--- TO BE DONE ---
Copy the records exactly, from the very start up to and including the line that contains "legend-label-line-series: HW/habitant (échelle".
## start DATA LISTING
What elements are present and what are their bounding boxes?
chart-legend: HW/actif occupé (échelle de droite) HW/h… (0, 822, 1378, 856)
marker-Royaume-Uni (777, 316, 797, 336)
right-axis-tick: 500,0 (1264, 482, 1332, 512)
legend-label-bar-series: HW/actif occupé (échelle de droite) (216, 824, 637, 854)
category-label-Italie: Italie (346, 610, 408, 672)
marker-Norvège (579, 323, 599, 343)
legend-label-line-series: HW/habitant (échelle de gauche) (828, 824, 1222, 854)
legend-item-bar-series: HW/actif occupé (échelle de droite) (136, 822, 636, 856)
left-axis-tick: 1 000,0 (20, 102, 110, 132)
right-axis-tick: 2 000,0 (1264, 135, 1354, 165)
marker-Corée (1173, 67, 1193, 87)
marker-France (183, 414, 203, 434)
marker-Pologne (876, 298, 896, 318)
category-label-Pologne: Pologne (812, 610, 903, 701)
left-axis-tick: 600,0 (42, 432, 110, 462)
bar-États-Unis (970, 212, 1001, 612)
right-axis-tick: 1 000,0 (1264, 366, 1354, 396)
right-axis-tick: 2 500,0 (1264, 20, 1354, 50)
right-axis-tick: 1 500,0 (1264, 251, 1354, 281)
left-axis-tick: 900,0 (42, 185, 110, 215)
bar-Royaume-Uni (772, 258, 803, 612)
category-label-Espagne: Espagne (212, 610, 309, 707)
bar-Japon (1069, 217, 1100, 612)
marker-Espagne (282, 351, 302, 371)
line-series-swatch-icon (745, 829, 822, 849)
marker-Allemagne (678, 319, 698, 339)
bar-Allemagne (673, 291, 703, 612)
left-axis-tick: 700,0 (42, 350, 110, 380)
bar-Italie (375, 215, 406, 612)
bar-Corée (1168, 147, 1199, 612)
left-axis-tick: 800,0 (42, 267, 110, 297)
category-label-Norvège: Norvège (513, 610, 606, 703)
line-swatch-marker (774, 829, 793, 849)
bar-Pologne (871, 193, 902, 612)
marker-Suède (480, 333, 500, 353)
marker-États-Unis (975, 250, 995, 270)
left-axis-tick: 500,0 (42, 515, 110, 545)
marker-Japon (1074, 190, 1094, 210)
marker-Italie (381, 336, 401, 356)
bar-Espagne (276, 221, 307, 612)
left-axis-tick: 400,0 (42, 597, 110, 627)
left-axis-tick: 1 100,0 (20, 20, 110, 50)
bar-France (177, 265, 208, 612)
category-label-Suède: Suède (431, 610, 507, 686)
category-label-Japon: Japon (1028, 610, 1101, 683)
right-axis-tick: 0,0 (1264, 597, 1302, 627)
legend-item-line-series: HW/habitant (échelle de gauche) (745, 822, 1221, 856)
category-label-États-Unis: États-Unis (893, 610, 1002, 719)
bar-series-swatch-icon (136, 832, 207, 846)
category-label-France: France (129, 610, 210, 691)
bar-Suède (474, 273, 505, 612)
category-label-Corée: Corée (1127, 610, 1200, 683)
## end DATA LISTING
--- PROBLEM SOLUTION ---
What elements are present and what are their bounding boxes?
chart-legend: HW/actif occupé (échelle de droite) HW/h… (0, 822, 1378, 856)
marker-Royaume-Uni (777, 316, 797, 336)
right-axis-tick: 500,0 (1264, 482, 1332, 512)
legend-label-bar-series: HW/actif occupé (échelle de droite) (216, 824, 637, 854)
category-label-Italie: Italie (346, 610, 408, 672)
marker-Norvège (579, 323, 599, 343)
legend-label-line-series: HW/habitant (échelle de gauche) (828, 824, 1222, 854)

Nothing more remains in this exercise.